What the task asks
Output the records exactly. Include every line.

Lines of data

((

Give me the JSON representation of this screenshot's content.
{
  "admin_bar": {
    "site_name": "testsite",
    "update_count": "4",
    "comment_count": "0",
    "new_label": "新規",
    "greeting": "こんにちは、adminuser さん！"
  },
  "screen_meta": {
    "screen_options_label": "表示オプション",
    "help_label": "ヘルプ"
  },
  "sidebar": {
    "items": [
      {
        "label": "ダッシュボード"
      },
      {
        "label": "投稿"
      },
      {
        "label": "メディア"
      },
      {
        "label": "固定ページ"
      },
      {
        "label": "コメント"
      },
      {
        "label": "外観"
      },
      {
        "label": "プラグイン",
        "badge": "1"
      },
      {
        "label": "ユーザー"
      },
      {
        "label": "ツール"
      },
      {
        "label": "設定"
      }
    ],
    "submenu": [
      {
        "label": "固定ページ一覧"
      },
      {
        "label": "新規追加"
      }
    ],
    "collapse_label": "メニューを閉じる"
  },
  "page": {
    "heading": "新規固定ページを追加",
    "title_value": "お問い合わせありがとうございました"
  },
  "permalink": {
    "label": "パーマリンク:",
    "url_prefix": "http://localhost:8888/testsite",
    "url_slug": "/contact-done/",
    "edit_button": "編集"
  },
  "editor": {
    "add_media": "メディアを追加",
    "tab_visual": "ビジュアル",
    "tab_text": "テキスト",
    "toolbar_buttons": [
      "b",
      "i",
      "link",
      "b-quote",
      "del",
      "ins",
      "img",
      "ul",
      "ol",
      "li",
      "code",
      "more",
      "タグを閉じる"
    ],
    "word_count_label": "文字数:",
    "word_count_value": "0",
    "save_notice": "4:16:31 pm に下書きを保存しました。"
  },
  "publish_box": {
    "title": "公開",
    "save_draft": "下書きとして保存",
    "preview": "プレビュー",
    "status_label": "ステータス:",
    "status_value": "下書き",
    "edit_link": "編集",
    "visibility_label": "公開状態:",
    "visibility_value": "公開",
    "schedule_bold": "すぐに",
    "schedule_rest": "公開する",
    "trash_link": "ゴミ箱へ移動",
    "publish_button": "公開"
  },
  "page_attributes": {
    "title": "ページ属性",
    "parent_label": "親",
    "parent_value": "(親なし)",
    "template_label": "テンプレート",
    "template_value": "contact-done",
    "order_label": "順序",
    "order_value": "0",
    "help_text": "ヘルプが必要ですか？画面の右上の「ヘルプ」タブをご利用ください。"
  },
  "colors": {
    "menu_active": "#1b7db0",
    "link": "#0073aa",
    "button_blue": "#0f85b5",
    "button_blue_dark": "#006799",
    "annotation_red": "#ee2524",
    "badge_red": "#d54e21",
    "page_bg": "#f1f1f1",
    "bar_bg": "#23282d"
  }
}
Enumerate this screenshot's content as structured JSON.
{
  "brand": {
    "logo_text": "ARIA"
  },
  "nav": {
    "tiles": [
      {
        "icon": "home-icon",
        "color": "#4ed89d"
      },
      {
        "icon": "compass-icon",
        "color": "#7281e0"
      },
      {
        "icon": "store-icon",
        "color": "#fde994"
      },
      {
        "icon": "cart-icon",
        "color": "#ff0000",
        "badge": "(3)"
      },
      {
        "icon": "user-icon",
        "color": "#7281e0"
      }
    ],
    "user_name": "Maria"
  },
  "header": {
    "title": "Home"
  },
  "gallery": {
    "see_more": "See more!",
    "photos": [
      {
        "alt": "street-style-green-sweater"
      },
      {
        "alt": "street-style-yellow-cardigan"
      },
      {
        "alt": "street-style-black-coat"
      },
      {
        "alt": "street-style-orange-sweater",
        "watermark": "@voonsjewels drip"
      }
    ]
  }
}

))

The output
Give me the JSON representation of this screenshot's content.
{
  "admin_bar": {
    "site_name": "testsite",
    "update_count": "4",
    "comment_count": "0",
    "new_label": "新規",
    "greeting": "こんにちは、adminuser さん！"
  },
  "screen_meta": {
    "screen_options_label": "表示オプション",
    "help_label": "ヘルプ"
  },
  "sidebar": {
    "items": [
      {
        "label": "ダッシュボード"
      },
      {
        "label": "投稿"
      },
      {
        "label": "メディア"
      },
      {
        "label": "固定ページ"
      },
      {
        "label": "コメント"
      },
      {
        "label": "外観"
      },
      {
        "label": "プラグイン",
        "badge": "1"
      },
      {
        "label": "ユーザー"
      },
      {
        "label": "ツール"
      },
      {
        "label": "設定"
      }
    ],
    "submenu": [
      {
        "label": "固定ページ一覧"
      },
      {
        "label": "新規追加"
      }
    ],
    "collapse_label": "メニューを閉じる"
  },
  "page": {
    "heading": "新規固定ページを追加",
    "title_value": "お問い合わせありがとうございました"
  },
  "permalink": {
    "label": "パーマリンク:",
    "url_prefix": "http://localhost:8888/testsite",
    "url_slug": "/contact-done/",
    "edit_button": "編集"
  },
  "editor": {
    "add_media": "メディアを追加",
    "tab_visual": "ビジュアル",
    "tab_text": "テキスト",
    "toolbar_buttons": [
      "b",
      "i",
      "link",
      "b-quote",
      "del",
      "ins",
      "img",
      "ul",
      "ol",
      "li",
      "code",
      "more",
      "タグを閉じる"
    ],
    "word_count_label": "文字数:",
    "word_count_value": "0",
    "save_notice": "4:16:31 pm に下書きを保存しました。"
  },
  "publish_box": {
    "title": "公開",
    "save_draft": "下書きとして保存",
    "preview": "プレビュー",
    "status_label": "ステータス:",
    "status_value": "下書き",
    "edit_link": "編集",
    "visibility_label": "公開状態:",
    "visibility_value": "公開",
    "schedule_bold": "すぐに",
    "schedule_rest": "公開する",
    "trash_link": "ゴミ箱へ移動",
    "publish_button": "公開"
  },
  "page_attributes": {
    "title": "ページ属性",
    "parent_label": "親",
    "parent_value": "(親なし)",
    "template_label": "テンプレート",
    "template_value": "contact-done",
    "order_label": "順序",
    "order_value": "0",
    "help_text": "ヘルプが必要ですか？画面の右上の「ヘルプ」タブをご利用ください。"
  },
  "colors": {
    "menu_active": "#1b7db0",
    "link": "#0073aa",
    "button_blue": "#0f85b5",
    "button_blue_dark": "#006799",
    "annotation_red": "#ee2524",
    "badge_red": "#d54e21",
    "page_bg": "#f1f1f1",
    "bar_bg": "#23282d"
  }
}
Enumerate this screenshot's content as structured JSON.
{
  "brand": {
    "logo_text": "ARIA"
  },
  "nav": {
    "tiles": [
      {
        "icon": "home-icon",
        "color": "#4ed89d"
      },
      {
        "icon": "compass-icon",
        "color": "#7281e0"
      },
      {
        "icon": "store-icon",
        "color": "#fde994"
      },
      {
        "icon": "cart-icon",
        "color": "#ff0000",
        "badge": "(3)"
      },
      {
        "icon": "user-icon",
        "color": "#7281e0"
      }
    ],
    "user_name": "Maria"
  },
  "header": {
    "title": "Home"
  },
  "gallery": {
    "see_more": "See more!",
    "photos": [
      {
        "alt": "street-style-green-sweater"
      },
      {
        "alt": "street-style-yellow-cardigan"
      },
      {
        "alt": "street-style-black-coat"
      },
      {
        "alt": "street-style-orange-sweater",
        "watermark": "@voonsjewels drip"
      }
    ]
  }
}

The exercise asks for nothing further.